Extracted records
===

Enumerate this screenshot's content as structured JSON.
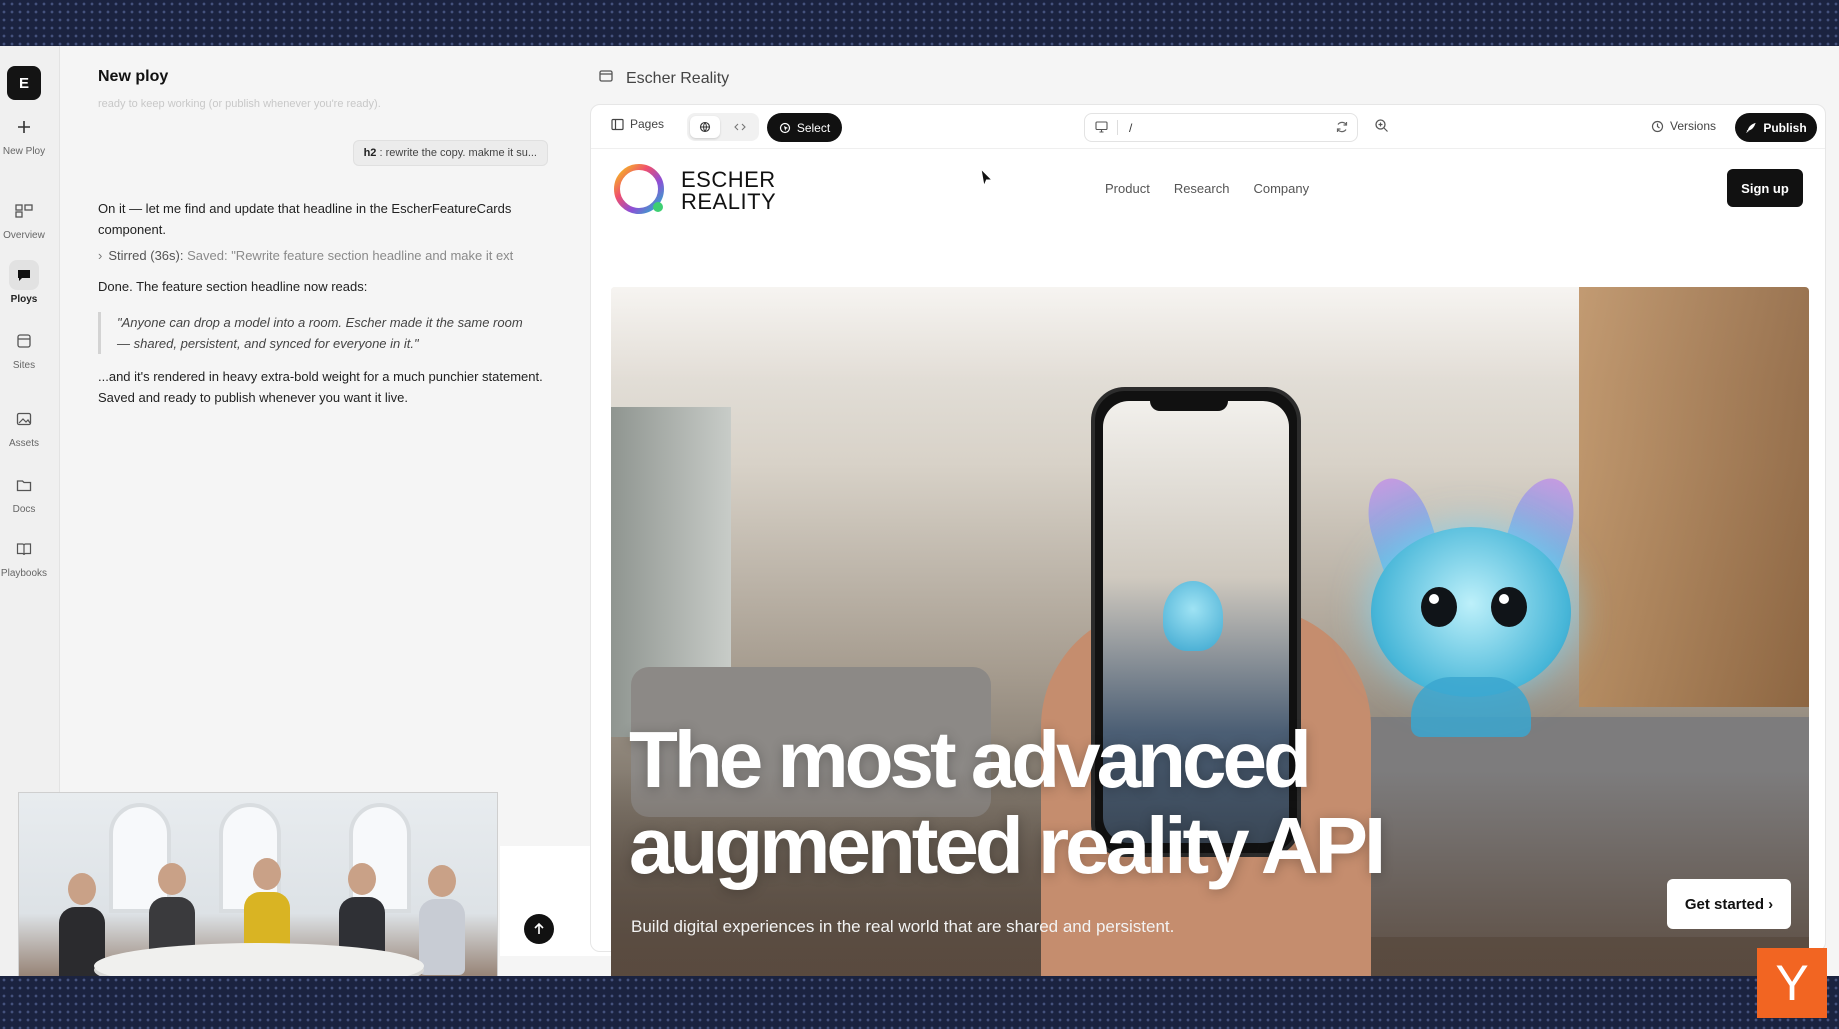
{
  "sidebar": {
    "logo_letter": "E",
    "items": [
      {
        "label": "New Ploy",
        "icon": "plus-icon"
      },
      {
        "label": "Overview",
        "icon": "overview-icon"
      },
      {
        "label": "Ploys",
        "icon": "chat-bubble-icon"
      },
      {
        "label": "Sites",
        "icon": "browser-window-icon"
      },
      {
        "label": "Assets",
        "icon": "image-icon"
      },
      {
        "label": "Docs",
        "icon": "folder-icon"
      },
      {
        "label": "Playbooks",
        "icon": "book-icon"
      }
    ],
    "active": "Ploys"
  },
  "chat": {
    "title": "New ploy",
    "faded_prev": "ready to keep working (or publish whenever you're ready).",
    "user_message": {
      "tag": "h2",
      "text": " : rewrite the copy. makme it su..."
    },
    "assistant_intro": "On it — let me find and update that headline in the EscherFeatureCards component.",
    "tool_call": {
      "label": "Stirred (36s):",
      "detail": "Saved: \"Rewrite feature section headline and make it ext"
    },
    "done_text": "Done. The feature section headline now reads:",
    "quote": "\"Anyone can drop a model into a room. Escher made it the same room — shared, persistent, and synced for everyone in it.\"",
    "closing": "...and it's rendered in heavy extra-bold weight for a much punchier statement. Saved and ready to publish whenever you want it live."
  },
  "builder": {
    "project_name": "Escher Reality",
    "toolbar": {
      "pages_label": "Pages",
      "select_label": "Select",
      "url_path": "/",
      "versions_label": "Versions",
      "publish_label": "Publish"
    }
  },
  "preview": {
    "brand_line1": "ESCHER",
    "brand_line2": "REALITY",
    "nav_links": [
      "Product",
      "Research",
      "Company"
    ],
    "signup_label": "Sign up",
    "hero_title": "The most advanced augmented reality API",
    "hero_subtitle": "Build digital experiences in the real world that are shared and persistent.",
    "cta_label": "Get started ›"
  },
  "badge": {
    "letter": "Y",
    "color": "#f26522"
  },
  "colors": {
    "accent_dark": "#111111",
    "background": "#1b2340"
  }
}
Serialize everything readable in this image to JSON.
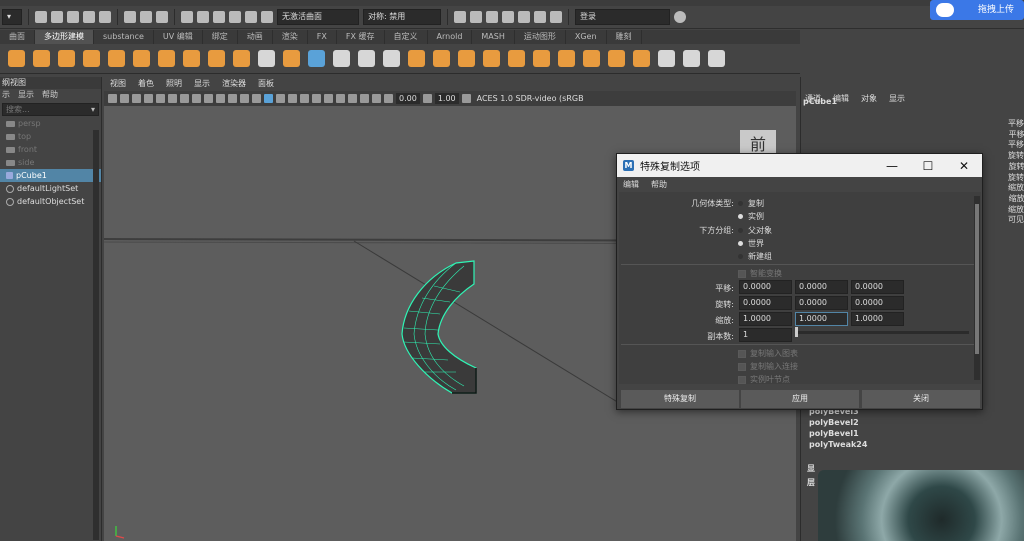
{
  "toolbar": {
    "active_curve_label": "无激活曲面",
    "symmetry_label": "对称: 禁用",
    "login_label": "登录"
  },
  "upload_widget": {
    "label": "拖拽上传"
  },
  "shelf": {
    "tabs": [
      {
        "label": "曲面",
        "active": false
      },
      {
        "label": "多边形建模",
        "active": true
      },
      {
        "label": "substance",
        "active": false
      },
      {
        "label": "UV 编辑",
        "active": false
      },
      {
        "label": "绑定",
        "active": false
      },
      {
        "label": "动画",
        "active": false
      },
      {
        "label": "渲染",
        "active": false
      },
      {
        "label": "FX",
        "active": false
      },
      {
        "label": "FX 缓存",
        "active": false
      },
      {
        "label": "自定义",
        "active": false
      },
      {
        "label": "Arnold",
        "active": false
      },
      {
        "label": "MASH",
        "active": false
      },
      {
        "label": "运动图形",
        "active": false
      },
      {
        "label": "XGen",
        "active": false
      },
      {
        "label": "雕刻",
        "active": false
      }
    ]
  },
  "outliner": {
    "title": "纲视图",
    "menu": [
      "示",
      "显示",
      "帮助"
    ],
    "search_placeholder": "搜索...",
    "items": [
      {
        "label": "persp",
        "kind": "camera",
        "dim": true,
        "selected": false
      },
      {
        "label": "top",
        "kind": "camera",
        "dim": true,
        "selected": false
      },
      {
        "label": "front",
        "kind": "camera",
        "dim": true,
        "selected": false
      },
      {
        "label": "side",
        "kind": "camera",
        "dim": true,
        "selected": false
      },
      {
        "label": "pCube1",
        "kind": "mesh",
        "dim": false,
        "selected": true
      },
      {
        "label": "defaultLightSet",
        "kind": "set",
        "dim": false,
        "selected": false
      },
      {
        "label": "defaultObjectSet",
        "kind": "set",
        "dim": false,
        "selected": false
      }
    ]
  },
  "viewport": {
    "menu": [
      "视图",
      "着色",
      "照明",
      "显示",
      "渲染器",
      "面板"
    ],
    "exposure": "0.00",
    "gamma": "1.00",
    "color_space": "ACES 1.0 SDR-video (sRGB",
    "viewcube_label": "前"
  },
  "channel_box": {
    "menu": [
      "通道",
      "编辑",
      "对象",
      "显示"
    ],
    "object": "pCube1",
    "attributes": [
      "平移 X",
      "平移 Y",
      "平移 Z",
      "旋转 X",
      "旋转 Y",
      "旋转 Z",
      "缩放 X",
      "缩放 Y",
      "缩放 Z",
      "可见性"
    ],
    "history": [
      "polyBevel3",
      "polyBevel2",
      "polyBevel1",
      "polyTweak24"
    ],
    "layer_labels": [
      "显",
      "层"
    ]
  },
  "dialog": {
    "title": "特殊复制选项",
    "menu": [
      "编辑",
      "帮助"
    ],
    "geometry_type_label": "几何体类型:",
    "geometry_options": [
      {
        "label": "复制",
        "selected": false
      },
      {
        "label": "实例",
        "selected": true
      }
    ],
    "group_under_label": "下方分组:",
    "group_options": [
      {
        "label": "父对象",
        "selected": false
      },
      {
        "label": "世界",
        "selected": true
      },
      {
        "label": "新建组",
        "selected": false
      }
    ],
    "smart_transform_label": "智能变换",
    "translate_label": "平移:",
    "rotate_label": "旋转:",
    "scale_label": "缩放:",
    "translate": [
      "0.0000",
      "0.0000",
      "0.0000"
    ],
    "rotate": [
      "0.0000",
      "0.0000",
      "0.0000"
    ],
    "scale": [
      "1.0000",
      "1.0000",
      "1.0000"
    ],
    "copies_label": "副本数:",
    "copies": "1",
    "checkboxes": [
      "复制输入图表",
      "复制输入连接",
      "实例叶节点"
    ],
    "buttons": [
      "特殊复制",
      "应用",
      "关闭"
    ]
  }
}
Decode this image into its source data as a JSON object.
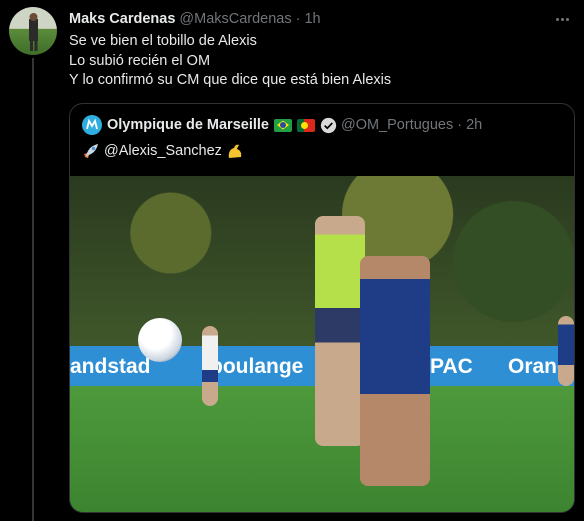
{
  "tweet": {
    "author_name": "Maks Cardenas",
    "author_handle": "@MaksCardenas",
    "separator": "·",
    "time": "1h",
    "lines": [
      "Se ve bien el tobillo de Alexis",
      "Lo subió recién el OM",
      "Y lo confirmó su CM que dice que está bien Alexis"
    ]
  },
  "quote": {
    "author_name": "Olympique de Marseille",
    "author_handle": "@OM_Portugues",
    "separator": "·",
    "time": "2h",
    "text": "@Alexis_Sanchez",
    "flags": [
      "brazil-flag",
      "portugal-flag"
    ],
    "photo": {
      "banner_texts": [
        "andstad",
        "boulange",
        "PAC",
        "Orang"
      ]
    }
  },
  "colors": {
    "background": "#000000",
    "primary_text": "#e7e9ea",
    "secondary_text": "#71767b",
    "border": "#2f3336",
    "om_blue": "#2faee0"
  }
}
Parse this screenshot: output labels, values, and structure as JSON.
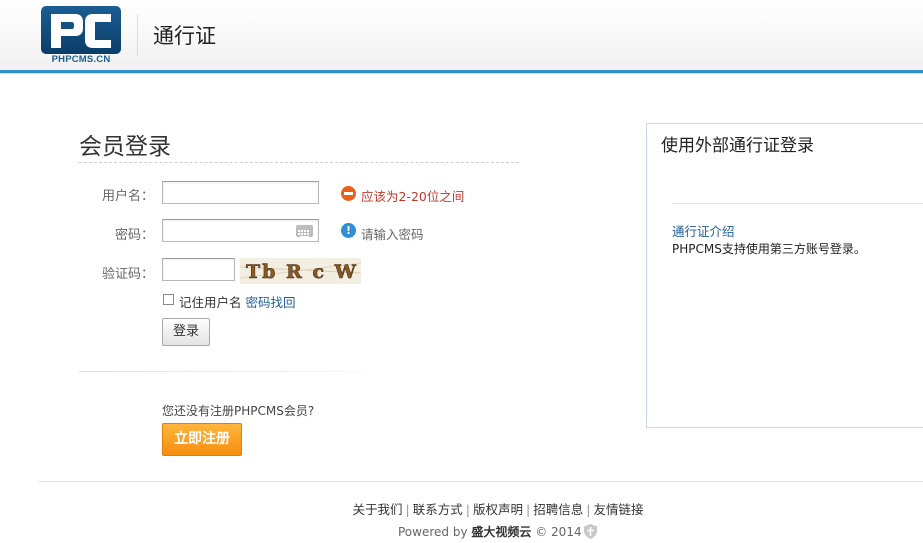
{
  "header": {
    "logo_text": "PHPCMS.CN",
    "title": "通行证"
  },
  "login": {
    "title": "会员登录",
    "username_label": "用户名：",
    "username_error": "应该为2-20位之间",
    "password_label": "密码：",
    "password_hint": "请输入密码",
    "captcha_label": "验证码：",
    "captcha_text": "Tb R c W",
    "remember_label": "记住用户名",
    "forgot_link": "密码找回",
    "login_button": "登录",
    "register_prompt": "您还没有注册PHPCMS会员?",
    "register_button": "立即注册"
  },
  "external": {
    "title": "使用外部通行证登录",
    "intro_link": "通行证介绍",
    "description": "PHPCMS支持使用第三方账号登录。"
  },
  "footer": {
    "links": [
      "关于我们",
      "联系方式",
      "版权声明",
      "招聘信息",
      "友情链接"
    ],
    "powered_prefix": "Powered by",
    "brand": "盛大视频云",
    "copyright": "© 2014"
  },
  "colors": {
    "accent_blue": "#2f8fca",
    "error_orange": "#e8601a",
    "error_text": "#c0392b",
    "register_orange": "#f58e0d",
    "link_blue": "#1f5e99"
  }
}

===

--- Exercise requirements ---
Show every line in the entries where the string "background" occurs.

--- Task output ---
    "background": "#1b2340"
    "background": "#000000",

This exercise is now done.